(TASK DETAILS)
In the kernel mailing list reply above the records, reproduce the text from "Dave Chinner <david@xxxxxxxxxxxxx>" up to and including "here as well.", word for word.

Re: [PATCH 5/5] fs: don't set *REFERENCED unless we are on the lru list

Dave Chinner <david@xxxxxxxxxxxxx> · Thu, 27 Oct 2016 09:20:54 +1100

On Wed, Oct 26, 2016 at 04:03:54PM -0400, Josef Bacik wrote:
> On 10/25/2016 07:36 PM, Dave Chinner wrote:
> >So, 2-way has not improved. If changing referenced behaviour was an
> >obvious win for btrfs, we'd expect to see that here as well.
> >however, because 4-way improved by 20%, I think all we're seeing is
> >a slight change in lock contention levels inside btrfs. Indeed,
> >looking at the profiles I see that lock contention time was reduced
> >to around 32% of the total CPU used (down by about 20%):
> >
> >  20.79%  [kernel]  [k] __pv_queued_spin_lock_slowpath
> >   3.85%  [kernel]  [k] __raw_callee_save___pv_queued_spin_unlock
> >   3.68%  [kernel]  [k] _raw_spin_lock
> >   3.40%  [kernel]  [k] queued_write_lock_slowpath
> >   .....
> >
> >IOWs, the performance increase comes from the fact that changing
> >inode cache eviction patterns causes slightly less lock contention
> >in btrfs inode reclaim. IOWs, the problem that needs fixing is the
> >btrfs lock contention, not the VFS cache LRU algorithms.
> >
> >Root cause analysis needs to be done properly before behavioural
> >changes like this are proposed, people!
> >
> 
> We are doing different things.

Well, no, we're doing the same thing. Except...

> Yes when you do it all into the same
> subvol the lock contention is obviously much worse and the
> bottleneck, but that's not what I'm doing, I'm creating a subvol for
> each thread to reduce the lock contention on the root nodes.

.. you have a non-default filesystem config that you didn't mention
even in response to a /direct question/. Seriously, this is a major
configuration detail that is necessary for anyone who wants to
replicate your results!

The difference is that I'm using is the /default/ btrfs filesystem
configuration and you're using a carefully contrived structure that
is designed to work around fundamental scalability issues the
benchmark normally exposes.

This raises another question: Does this subvol setup reflect
production configurations, or is it simply a means to get the
benchmark to put enough load on the inode cache to demonstrate the
effect of changing the reference bits?

> If you
> retest by doing that then you will see the differences I was seeing.

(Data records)
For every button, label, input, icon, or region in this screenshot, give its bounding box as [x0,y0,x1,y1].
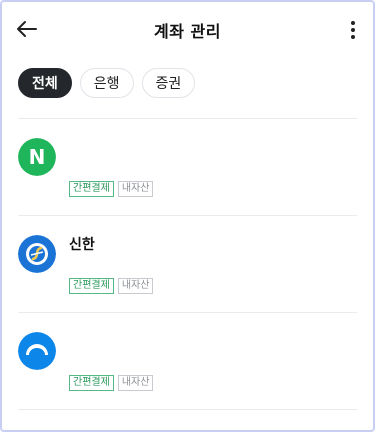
naver-logo-letter: N [29,145,46,169]
filter-chips: 전체 은행 증권 [18,68,196,100]
tag-my-asset: 내자산 [117,375,154,391]
list-item[interactable]: 신한 간편결제 내자산 [18,216,357,313]
chip-all[interactable]: 전체 [18,68,72,98]
tag-group: 간편결제 내자산 [69,278,154,294]
tag-my-asset: 내자산 [117,181,154,197]
naver-logo-icon: N [18,138,56,176]
page-title: 계좌 관리 [154,22,221,41]
account-name: 신한 [69,237,95,253]
tag-easy-pay: 간편결제 [69,375,114,391]
header: 계좌 관리 [2,2,373,58]
chip-bank[interactable]: 은행 [79,68,134,98]
more-vertical-icon [351,21,355,39]
tag-group: 간편결제 내자산 [69,375,154,391]
shinhan-logo-icon [18,235,56,273]
tag-easy-pay: 간편결제 [69,181,114,197]
tag-easy-pay: 간편결제 [69,278,114,294]
tag-group: 간편결제 내자산 [69,181,154,197]
list-item[interactable]: 간편결제 내자산 [18,313,357,410]
blue-bank-logo-icon [18,332,56,370]
more-button[interactable] [343,18,363,42]
chip-securities[interactable]: 증권 [141,68,196,98]
tag-my-asset: 내자산 [117,278,154,294]
list-item[interactable]: N 간편결제 내자산 [18,119,357,216]
app-frame: 계좌 관리 전체 은행 증권 N 간편결제 내자산 신한 간편결제 내자산 간편… [0,0,375,432]
account-list: N 간편결제 내자산 신한 간편결제 내자산 간편결제 내자산 [18,118,357,410]
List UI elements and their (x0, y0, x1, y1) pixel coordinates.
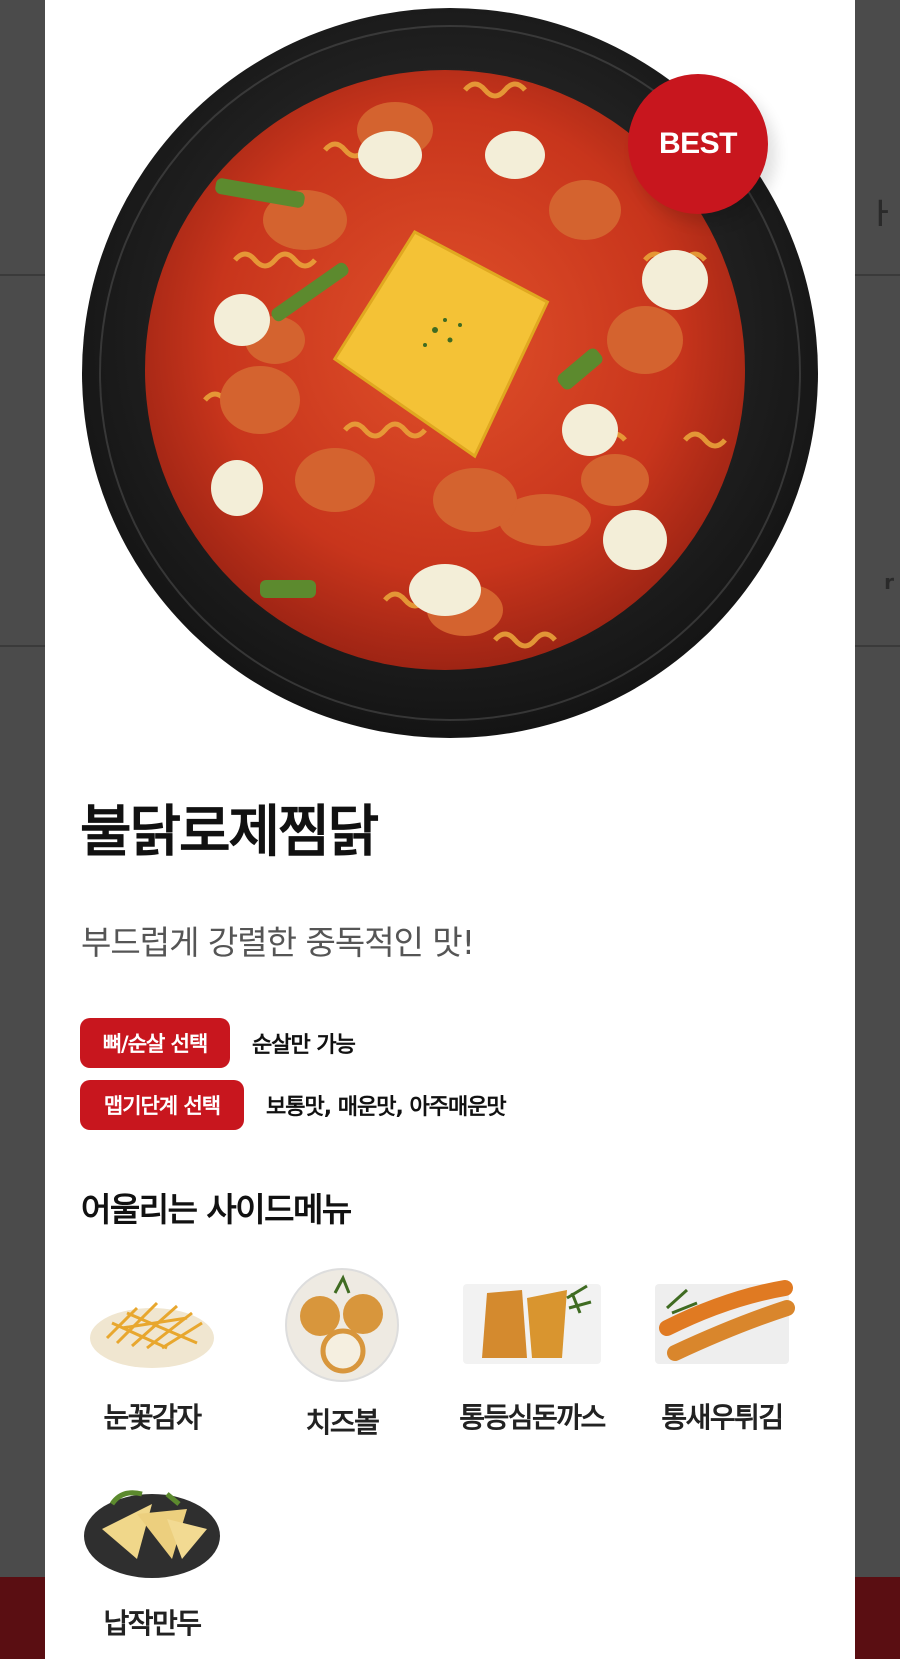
dumpling-icon (77, 1474, 227, 1584)
best-badge: BEST (628, 74, 768, 214)
side-menu-title: 어울리는 사이드메뉴 (81, 1190, 352, 1229)
product-tagline: 부드럽게 강렬한 중독적인 맛! (81, 923, 475, 962)
background-text-fragment: r (884, 570, 894, 594)
product-title: 불닭로제찜닭 (80, 800, 379, 865)
side-item-label: 눈꽃감자 (103, 1401, 202, 1434)
bone-option-label: 뼈/순살 선택 (80, 1018, 230, 1068)
cheese-ball-icon (284, 1268, 400, 1383)
bone-option-row: 뼈/순살 선택 순살만 가능 (80, 1018, 356, 1068)
pork-cutlet-icon (457, 1268, 607, 1378)
fried-shrimp-icon (647, 1268, 797, 1378)
side-item-fries[interactable]: 눈꽃감자 (57, 1268, 247, 1436)
side-item-label: 통새우튀김 (661, 1401, 784, 1434)
side-item-cheese-ball[interactable]: 치즈볼 (247, 1268, 437, 1441)
side-item-dumpling[interactable]: 납작만두 (57, 1474, 247, 1642)
side-item-label: 납작만두 (103, 1607, 202, 1640)
background-text-fragment: ㅏ (868, 197, 894, 230)
side-item-fried-shrimp[interactable]: 통새우튀김 (627, 1268, 817, 1436)
bone-option-value: 순살만 가능 (252, 1033, 356, 1058)
side-item-label: 통등심돈까스 (459, 1401, 606, 1434)
fries-icon (77, 1268, 227, 1378)
side-item-pork-cutlet[interactable]: 통등심돈까스 (437, 1268, 627, 1436)
product-detail-modal: BEST 불닭로제찜닭 부드럽게 강렬한 중독적인 맛! 뼈/순살 선택 순살만… (45, 0, 855, 1659)
side-item-label: 치즈볼 (305, 1406, 380, 1439)
spicy-level-row: 맵기단계 선택 보통맛, 매운맛, 아주매운맛 (80, 1080, 507, 1130)
spicy-level-value: 보통맛, 매운맛, 아주매운맛 (266, 1095, 507, 1120)
spicy-level-label: 맵기단계 선택 (80, 1080, 244, 1130)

(EXERCISE RESPONSE)
Dave Chinner <david@xxxxxxxxxxxxx> · Thu, 27 Oct 2016 09:20:54 +1100

On Wed, Oct 26, 2016 at 04:03:54PM -0400, Josef Bacik wrote:
> On 10/25/2016 07:36 PM, Dave Chinner wrote:
> >So, 2-way has not improved. If changing referenced behaviour was an
> >obvious win for btrfs, we'd expect to see that here as well.